# Exercise directions
Transcribe every entry word for word, but skip the images.

# Available data
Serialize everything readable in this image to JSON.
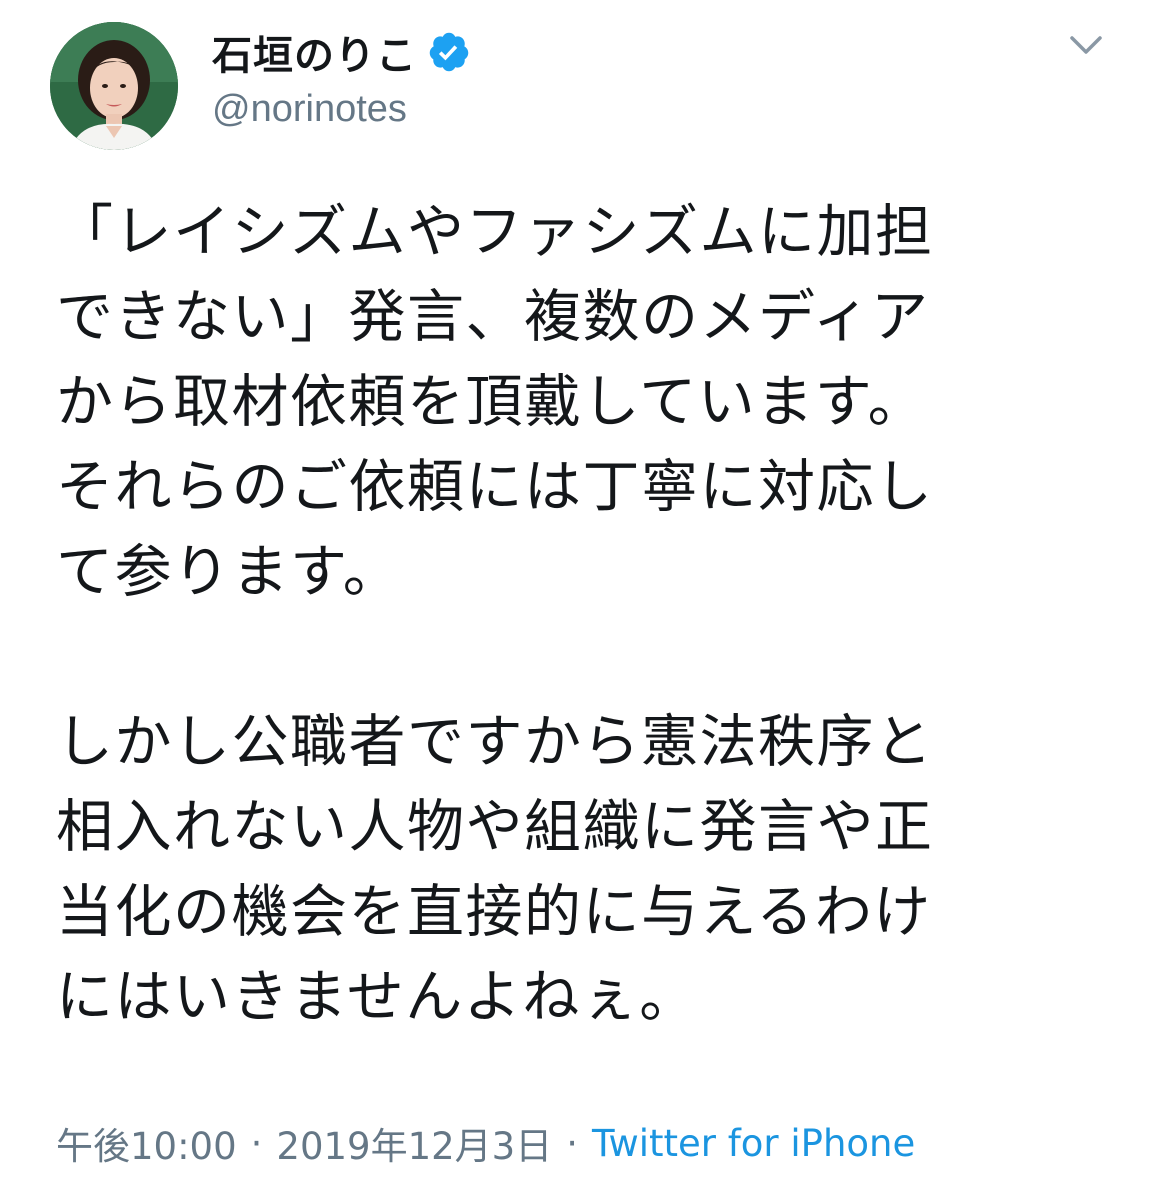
{
  "tweet": {
    "author": {
      "display_name": "石垣のりこ",
      "handle": "@norinotes",
      "verified": true,
      "avatar_icon": "profile-photo"
    },
    "text_lines": [
      "「レイシズムやファシズムに加担",
      "できない」発言、複数のメディア",
      "から取材依頼を頂戴しています。",
      "それらのご依頼には丁寧に対応し",
      "て参ります。",
      "",
      "しかし公職者ですから憲法秩序と",
      "相入れない人物や組織に発言や正",
      "当化の機会を直接的に与えるわけ",
      "にはいきませんよねぇ。"
    ],
    "time": "午後10:00",
    "date": "2019年12月3日",
    "separator": "·",
    "source": "Twitter for iPhone"
  },
  "colors": {
    "text": "#14171a",
    "secondary": "#657786",
    "link": "#1b95e0",
    "verified": "#1da1f2"
  },
  "icons": {
    "verified": "verified-badge-icon",
    "more": "chevron-down-icon"
  }
}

# Final result
Serialize everything readable in this image to JSON.
{
  "tweet": {
    "author": {
      "display_name": "石垣のりこ",
      "handle": "@norinotes",
      "verified": true,
      "avatar_icon": "profile-photo"
    },
    "text_lines": [
      "「レイシズムやファシズムに加担",
      "できない」発言、複数のメディア",
      "から取材依頼を頂戴しています。",
      "それらのご依頼には丁寧に対応し",
      "て参ります。",
      "",
      "しかし公職者ですから憲法秩序と",
      "相入れない人物や組織に発言や正",
      "当化の機会を直接的に与えるわけ",
      "にはいきませんよねぇ。"
    ],
    "time": "午後10:00",
    "date": "2019年12月3日",
    "separator": "·",
    "source": "Twitter for iPhone"
  },
  "colors": {
    "text": "#14171a",
    "secondary": "#657786",
    "link": "#1b95e0",
    "verified": "#1da1f2"
  },
  "icons": {
    "verified": "verified-badge-icon",
    "more": "chevron-down-icon"
  }
}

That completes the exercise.